- **Exercise aim**
Please print the full listing exactly.

- **Record list**
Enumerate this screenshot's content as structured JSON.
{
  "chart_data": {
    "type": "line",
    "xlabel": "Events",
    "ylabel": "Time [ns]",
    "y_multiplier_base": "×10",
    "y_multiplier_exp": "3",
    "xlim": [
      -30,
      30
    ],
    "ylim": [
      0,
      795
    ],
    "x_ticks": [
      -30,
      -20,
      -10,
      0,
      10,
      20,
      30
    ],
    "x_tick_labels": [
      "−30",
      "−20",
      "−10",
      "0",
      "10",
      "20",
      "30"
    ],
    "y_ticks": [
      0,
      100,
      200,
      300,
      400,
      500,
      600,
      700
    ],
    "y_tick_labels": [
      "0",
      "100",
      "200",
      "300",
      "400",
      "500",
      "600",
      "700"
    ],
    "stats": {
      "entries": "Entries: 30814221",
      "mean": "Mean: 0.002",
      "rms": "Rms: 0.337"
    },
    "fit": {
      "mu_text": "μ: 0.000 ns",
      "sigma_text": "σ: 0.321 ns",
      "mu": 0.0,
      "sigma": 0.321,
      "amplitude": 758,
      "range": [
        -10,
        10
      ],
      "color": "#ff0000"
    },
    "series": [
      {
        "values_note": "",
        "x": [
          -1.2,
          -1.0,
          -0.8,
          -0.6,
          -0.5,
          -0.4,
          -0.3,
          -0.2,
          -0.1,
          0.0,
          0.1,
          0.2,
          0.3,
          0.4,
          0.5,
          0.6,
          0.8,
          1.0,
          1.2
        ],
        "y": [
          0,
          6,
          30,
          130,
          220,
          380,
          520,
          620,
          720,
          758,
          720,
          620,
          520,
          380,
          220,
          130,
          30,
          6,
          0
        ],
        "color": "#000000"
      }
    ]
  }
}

- **Reply**
Enumerate this screenshot's content as structured JSON.
{
  "chart_data": {
    "type": "line",
    "xlabel": "Events",
    "ylabel": "Time [ns]",
    "y_multiplier_base": "×10",
    "y_multiplier_exp": "3",
    "xlim": [
      -30,
      30
    ],
    "ylim": [
      0,
      795
    ],
    "x_ticks": [
      -30,
      -20,
      -10,
      0,
      10,
      20,
      30
    ],
    "x_tick_labels": [
      "−30",
      "−20",
      "−10",
      "0",
      "10",
      "20",
      "30"
    ],
    "y_ticks": [
      0,
      100,
      200,
      300,
      400,
      500,
      600,
      700
    ],
    "y_tick_labels": [
      "0",
      "100",
      "200",
      "300",
      "400",
      "500",
      "600",
      "700"
    ],
    "stats": {
      "entries": "Entries: 30814221",
      "mean": "Mean: 0.002",
      "rms": "Rms: 0.337"
    },
    "fit": {
      "mu_text": "μ: 0.000 ns",
      "sigma_text": "σ: 0.321 ns",
      "mu": 0.0,
      "sigma": 0.321,
      "amplitude": 758,
      "range": [
        -10,
        10
      ],
      "color": "#ff0000"
    },
    "series": [
      {
        "values_note": "",
        "x": [
          -1.2,
          -1.0,
          -0.8,
          -0.6,
          -0.5,
          -0.4,
          -0.3,
          -0.2,
          -0.1,
          0.0,
          0.1,
          0.2,
          0.3,
          0.4,
          0.5,
          0.6,
          0.8,
          1.0,
          1.2
        ],
        "y": [
          0,
          6,
          30,
          130,
          220,
          380,
          520,
          620,
          720,
          758,
          720,
          620,
          520,
          380,
          220,
          130,
          30,
          6,
          0
        ],
        "color": "#000000"
      }
    ]
  }
}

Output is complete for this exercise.